Supplied material:

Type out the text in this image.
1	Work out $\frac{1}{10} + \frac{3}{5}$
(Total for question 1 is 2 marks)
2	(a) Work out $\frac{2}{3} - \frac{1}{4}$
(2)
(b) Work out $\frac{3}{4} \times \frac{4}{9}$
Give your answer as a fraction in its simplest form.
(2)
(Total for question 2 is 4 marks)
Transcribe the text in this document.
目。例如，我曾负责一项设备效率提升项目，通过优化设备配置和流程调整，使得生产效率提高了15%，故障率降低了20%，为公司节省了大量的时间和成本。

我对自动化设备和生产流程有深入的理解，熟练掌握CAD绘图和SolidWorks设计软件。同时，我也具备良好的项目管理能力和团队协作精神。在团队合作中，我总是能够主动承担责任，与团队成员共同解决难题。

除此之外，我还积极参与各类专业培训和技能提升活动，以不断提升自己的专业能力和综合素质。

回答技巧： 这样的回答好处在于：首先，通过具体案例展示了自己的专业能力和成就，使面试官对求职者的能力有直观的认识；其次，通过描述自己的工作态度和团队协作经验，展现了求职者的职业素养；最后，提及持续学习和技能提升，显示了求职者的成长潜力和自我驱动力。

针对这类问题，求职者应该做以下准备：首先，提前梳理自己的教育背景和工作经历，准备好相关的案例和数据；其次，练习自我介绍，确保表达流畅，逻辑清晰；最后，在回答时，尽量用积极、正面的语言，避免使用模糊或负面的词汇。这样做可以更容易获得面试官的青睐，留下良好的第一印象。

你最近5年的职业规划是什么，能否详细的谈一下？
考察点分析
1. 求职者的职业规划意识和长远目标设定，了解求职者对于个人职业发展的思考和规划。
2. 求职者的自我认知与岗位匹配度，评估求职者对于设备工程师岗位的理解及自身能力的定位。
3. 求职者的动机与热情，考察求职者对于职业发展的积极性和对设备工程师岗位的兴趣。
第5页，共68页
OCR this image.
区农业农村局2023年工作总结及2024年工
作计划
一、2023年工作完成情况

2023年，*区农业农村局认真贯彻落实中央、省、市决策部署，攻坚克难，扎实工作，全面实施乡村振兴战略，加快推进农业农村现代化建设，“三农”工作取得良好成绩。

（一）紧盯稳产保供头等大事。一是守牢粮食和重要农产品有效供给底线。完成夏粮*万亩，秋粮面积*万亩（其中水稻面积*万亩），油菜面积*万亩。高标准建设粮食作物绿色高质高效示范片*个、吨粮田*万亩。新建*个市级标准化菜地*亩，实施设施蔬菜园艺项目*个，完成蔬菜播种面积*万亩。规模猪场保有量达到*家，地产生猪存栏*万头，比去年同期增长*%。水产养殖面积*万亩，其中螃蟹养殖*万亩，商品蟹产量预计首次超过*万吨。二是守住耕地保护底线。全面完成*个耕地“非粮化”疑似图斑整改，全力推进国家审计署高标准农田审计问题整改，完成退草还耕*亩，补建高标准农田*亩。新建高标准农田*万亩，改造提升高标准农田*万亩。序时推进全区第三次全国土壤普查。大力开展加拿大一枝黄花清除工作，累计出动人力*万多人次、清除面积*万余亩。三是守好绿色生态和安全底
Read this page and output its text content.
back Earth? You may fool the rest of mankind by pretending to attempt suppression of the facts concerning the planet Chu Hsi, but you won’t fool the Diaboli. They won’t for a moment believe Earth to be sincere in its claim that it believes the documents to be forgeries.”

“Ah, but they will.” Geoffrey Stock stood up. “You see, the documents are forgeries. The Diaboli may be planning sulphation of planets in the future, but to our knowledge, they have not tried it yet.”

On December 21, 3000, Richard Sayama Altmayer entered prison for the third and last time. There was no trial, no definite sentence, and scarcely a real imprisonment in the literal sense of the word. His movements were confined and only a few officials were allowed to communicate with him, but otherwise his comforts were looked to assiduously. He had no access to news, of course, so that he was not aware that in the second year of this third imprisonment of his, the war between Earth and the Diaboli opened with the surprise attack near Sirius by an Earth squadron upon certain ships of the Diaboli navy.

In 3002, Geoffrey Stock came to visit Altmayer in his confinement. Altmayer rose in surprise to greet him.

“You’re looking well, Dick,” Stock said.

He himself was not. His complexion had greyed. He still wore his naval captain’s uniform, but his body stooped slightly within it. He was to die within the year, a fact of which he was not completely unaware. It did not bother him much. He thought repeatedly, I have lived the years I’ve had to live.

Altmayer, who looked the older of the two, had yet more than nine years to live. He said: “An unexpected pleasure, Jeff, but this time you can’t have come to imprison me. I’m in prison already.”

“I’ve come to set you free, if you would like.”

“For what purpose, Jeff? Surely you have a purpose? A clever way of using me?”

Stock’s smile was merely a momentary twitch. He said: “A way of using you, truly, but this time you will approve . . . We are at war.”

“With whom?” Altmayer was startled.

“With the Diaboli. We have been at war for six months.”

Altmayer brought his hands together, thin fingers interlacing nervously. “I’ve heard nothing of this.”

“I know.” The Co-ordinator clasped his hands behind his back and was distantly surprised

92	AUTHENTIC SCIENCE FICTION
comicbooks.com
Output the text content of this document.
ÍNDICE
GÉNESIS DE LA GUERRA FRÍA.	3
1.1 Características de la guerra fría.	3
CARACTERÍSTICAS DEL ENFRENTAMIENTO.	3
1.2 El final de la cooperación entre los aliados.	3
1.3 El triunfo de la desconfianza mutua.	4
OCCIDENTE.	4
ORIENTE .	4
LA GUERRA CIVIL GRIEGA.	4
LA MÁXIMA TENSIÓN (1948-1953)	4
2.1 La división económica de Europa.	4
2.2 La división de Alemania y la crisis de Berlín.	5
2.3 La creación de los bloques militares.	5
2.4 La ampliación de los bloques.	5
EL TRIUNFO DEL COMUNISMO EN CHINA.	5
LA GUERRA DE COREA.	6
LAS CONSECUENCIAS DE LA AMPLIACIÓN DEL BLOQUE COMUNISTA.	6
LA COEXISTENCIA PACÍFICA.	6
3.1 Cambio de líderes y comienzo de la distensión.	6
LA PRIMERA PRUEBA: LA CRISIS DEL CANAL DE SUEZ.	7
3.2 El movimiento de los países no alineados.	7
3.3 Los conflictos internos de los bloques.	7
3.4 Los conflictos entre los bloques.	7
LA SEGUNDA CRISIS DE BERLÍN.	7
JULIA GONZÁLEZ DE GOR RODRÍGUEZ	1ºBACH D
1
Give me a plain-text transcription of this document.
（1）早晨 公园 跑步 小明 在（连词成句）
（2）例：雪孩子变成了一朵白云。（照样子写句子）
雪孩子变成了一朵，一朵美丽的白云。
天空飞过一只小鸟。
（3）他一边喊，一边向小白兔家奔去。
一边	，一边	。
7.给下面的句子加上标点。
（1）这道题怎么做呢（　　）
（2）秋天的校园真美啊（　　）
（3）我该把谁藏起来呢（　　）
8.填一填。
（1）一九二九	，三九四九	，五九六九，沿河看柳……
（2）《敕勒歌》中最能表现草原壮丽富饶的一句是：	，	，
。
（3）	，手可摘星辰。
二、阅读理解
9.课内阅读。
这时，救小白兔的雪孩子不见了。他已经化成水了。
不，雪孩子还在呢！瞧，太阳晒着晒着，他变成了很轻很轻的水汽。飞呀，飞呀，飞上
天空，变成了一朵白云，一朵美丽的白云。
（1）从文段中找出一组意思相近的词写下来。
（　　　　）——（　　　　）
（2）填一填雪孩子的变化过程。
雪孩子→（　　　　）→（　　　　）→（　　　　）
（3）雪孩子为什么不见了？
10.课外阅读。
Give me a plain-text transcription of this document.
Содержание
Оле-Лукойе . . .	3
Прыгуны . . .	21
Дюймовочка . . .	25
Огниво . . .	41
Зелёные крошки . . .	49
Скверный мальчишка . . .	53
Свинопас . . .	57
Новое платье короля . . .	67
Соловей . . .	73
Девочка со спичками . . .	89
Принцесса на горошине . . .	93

Task description:
Write the entire listing out again, word for word.

Answer to this problem:
Type out the text in this image.
1	Work out $\frac{1}{10} + \frac{3}{5}$
(Total for question 1 is 2 marks)
2	(a) Work out $\frac{2}{3} - \frac{1}{4}$
(2)
(b) Work out $\frac{3}{4} \times \frac{4}{9}$
Give your answer as a fraction in its simplest form.
(2)
(Total for question 2 is 4 marks)
Transcribe the text in this document.
目。例如，我曾负责一项设备效率提升项目，通过优化设备配置和流程调整，使得生产效率提高了15%，故障率降低了20%，为公司节省了大量的时间和成本。

我对自动化设备和生产流程有深入的理解，熟练掌握CAD绘图和SolidWorks设计软件。同时，我也具备良好的项目管理能力和团队协作精神。在团队合作中，我总是能够主动承担责任，与团队成员共同解决难题。

除此之外，我还积极参与各类专业培训和技能提升活动，以不断提升自己的专业能力和综合素质。

回答技巧： 这样的回答好处在于：首先，通过具体案例展示了自己的专业能力和成就，使面试官对求职者的能力有直观的认识；其次，通过描述自己的工作态度和团队协作经验，展现了求职者的职业素养；最后，提及持续学习和技能提升，显示了求职者的成长潜力和自我驱动力。

针对这类问题，求职者应该做以下准备：首先，提前梳理自己的教育背景和工作经历，准备好相关的案例和数据；其次，练习自我介绍，确保表达流畅，逻辑清晰；最后，在回答时，尽量用积极、正面的语言，避免使用模糊或负面的词汇。这样做可以更容易获得面试官的青睐，留下良好的第一印象。

你最近5年的职业规划是什么，能否详细的谈一下？
考察点分析
1. 求职者的职业规划意识和长远目标设定，了解求职者对于个人职业发展的思考和规划。
2. 求职者的自我认知与岗位匹配度，评估求职者对于设备工程师岗位的理解及自身能力的定位。
3. 求职者的动机与热情，考察求职者对于职业发展的积极性和对设备工程师岗位的兴趣。
第5页，共68页
OCR this image.
区农业农村局2023年工作总结及2024年工
作计划
一、2023年工作完成情况

2023年，*区农业农村局认真贯彻落实中央、省、市决策部署，攻坚克难，扎实工作，全面实施乡村振兴战略，加快推进农业农村现代化建设，“三农”工作取得良好成绩。

（一）紧盯稳产保供头等大事。一是守牢粮食和重要农产品有效供给底线。完成夏粮*万亩，秋粮面积*万亩（其中水稻面积*万亩），油菜面积*万亩。高标准建设粮食作物绿色高质高效示范片*个、吨粮田*万亩。新建*个市级标准化菜地*亩，实施设施蔬菜园艺项目*个，完成蔬菜播种面积*万亩。规模猪场保有量达到*家，地产生猪存栏*万头，比去年同期增长*%。水产养殖面积*万亩，其中螃蟹养殖*万亩，商品蟹产量预计首次超过*万吨。二是守住耕地保护底线。全面完成*个耕地“非粮化”疑似图斑整改，全力推进国家审计署高标准农田审计问题整改，完成退草还耕*亩，补建高标准农田*亩。新建高标准农田*万亩，改造提升高标准农田*万亩。序时推进全区第三次全国土壤普查。大力开展加拿大一枝黄花清除工作，累计出动人力*万多人次、清除面积*万余亩。三是守好绿色生态和安全底
Read this page and output its text content.
back Earth? You may fool the rest of mankind by pretending to attempt suppression of the facts concerning the planet Chu Hsi, but you won’t fool the Diaboli. They won’t for a moment believe Earth to be sincere in its claim that it believes the documents to be forgeries.”

“Ah, but they will.” Geoffrey Stock stood up. “You see, the documents are forgeries. The Diaboli may be planning sulphation of planets in the future, but to our knowledge, they have not tried it yet.”

On December 21, 3000, Richard Sayama Altmayer entered prison for the third and last time. There was no trial, no definite sentence, and scarcely a real imprisonment in the literal sense of the word. His movements were confined and only a few officials were allowed to communicate with him, but otherwise his comforts were looked to assiduously. He had no access to news, of course, so that he was not aware that in the second year of this third imprisonment of his, the war between Earth and the Diaboli opened with the surprise attack near Sirius by an Earth squadron upon certain ships of the Diaboli navy.

In 3002, Geoffrey Stock came to visit Altmayer in his confinement. Altmayer rose in surprise to greet him.

“You’re looking well, Dick,” Stock said.

He himself was not. His complexion had greyed. He still wore his naval captain’s uniform, but his body stooped slightly within it. He was to die within the year, a fact of which he was not completely unaware. It did not bother him much. He thought repeatedly, I have lived the years I’ve had to live.

Altmayer, who looked the older of the two, had yet more than nine years to live. He said: “An unexpected pleasure, Jeff, but this time you can’t have come to imprison me. I’m in prison already.”

“I’ve come to set you free, if you would like.”

“For what purpose, Jeff? Surely you have a purpose? A clever way of using me?”

Stock’s smile was merely a momentary twitch. He said: “A way of using you, truly, but this time you will approve . . . We are at war.”

“With whom?” Altmayer was startled.

“With the Diaboli. We have been at war for six months.”

Altmayer brought his hands together, thin fingers interlacing nervously. “I’ve heard nothing of this.”

“I know.” The Co-ordinator clasped his hands behind his back and was distantly surprised

92	AUTHENTIC SCIENCE FICTION
comicbooks.com
Output the text content of this document.
ÍNDICE
GÉNESIS DE LA GUERRA FRÍA.	3
1.1 Características de la guerra fría.	3
CARACTERÍSTICAS DEL ENFRENTAMIENTO.	3
1.2 El final de la cooperación entre los aliados.	3
1.3 El triunfo de la desconfianza mutua.	4
OCCIDENTE.	4
ORIENTE .	4
LA GUERRA CIVIL GRIEGA.	4
LA MÁXIMA TENSIÓN (1948-1953)	4
2.1 La división económica de Europa.	4
2.2 La división de Alemania y la crisis de Berlín.	5
2.3 La creación de los bloques militares.	5
2.4 La ampliación de los bloques.	5
EL TRIUNFO DEL COMUNISMO EN CHINA.	5
LA GUERRA DE COREA.	6
LAS CONSECUENCIAS DE LA AMPLIACIÓN DEL BLOQUE COMUNISTA.	6
LA COEXISTENCIA PACÍFICA.	6
3.1 Cambio de líderes y comienzo de la distensión.	6
LA PRIMERA PRUEBA: LA CRISIS DEL CANAL DE SUEZ.	7
3.2 El movimiento de los países no alineados.	7
3.3 Los conflictos internos de los bloques.	7
3.4 Los conflictos entre los bloques.	7
LA SEGUNDA CRISIS DE BERLÍN.	7
JULIA GONZÁLEZ DE GOR RODRÍGUEZ	1ºBACH D
1
Give me a plain-text transcription of this document.
（1）早晨 公园 跑步 小明 在（连词成句）
（2）例：雪孩子变成了一朵白云。（照样子写句子）
雪孩子变成了一朵，一朵美丽的白云。
天空飞过一只小鸟。
（3）他一边喊，一边向小白兔家奔去。
一边	，一边	。
7.给下面的句子加上标点。
（1）这道题怎么做呢（　　）
（2）秋天的校园真美啊（　　）
（3）我该把谁藏起来呢（　　）
8.填一填。
（1）一九二九	，三九四九	，五九六九，沿河看柳……
（2）《敕勒歌》中最能表现草原壮丽富饶的一句是：	，	，
。
（3）	，手可摘星辰。
二、阅读理解
9.课内阅读。
这时，救小白兔的雪孩子不见了。他已经化成水了。
不，雪孩子还在呢！瞧，太阳晒着晒着，他变成了很轻很轻的水汽。飞呀，飞呀，飞上
天空，变成了一朵白云，一朵美丽的白云。
（1）从文段中找出一组意思相近的词写下来。
（　　　　）——（　　　　）
（2）填一填雪孩子的变化过程。
雪孩子→（　　　　）→（　　　　）→（　　　　）
（3）雪孩子为什么不见了？
10.课外阅读。
Give me a plain-text transcription of this document.
Содержание
Оле-Лукойе . . .	3
Прыгуны . . .	21
Дюймовочка . . .	25
Огниво . . .	41
Зелёные крошки . . .	49
Скверный мальчишка . . .	53
Свинопас . . .	57
Новое платье короля . . .	67
Соловей . . .	73
Девочка со спичками . . .	89
Принцесса на горошине . . .	93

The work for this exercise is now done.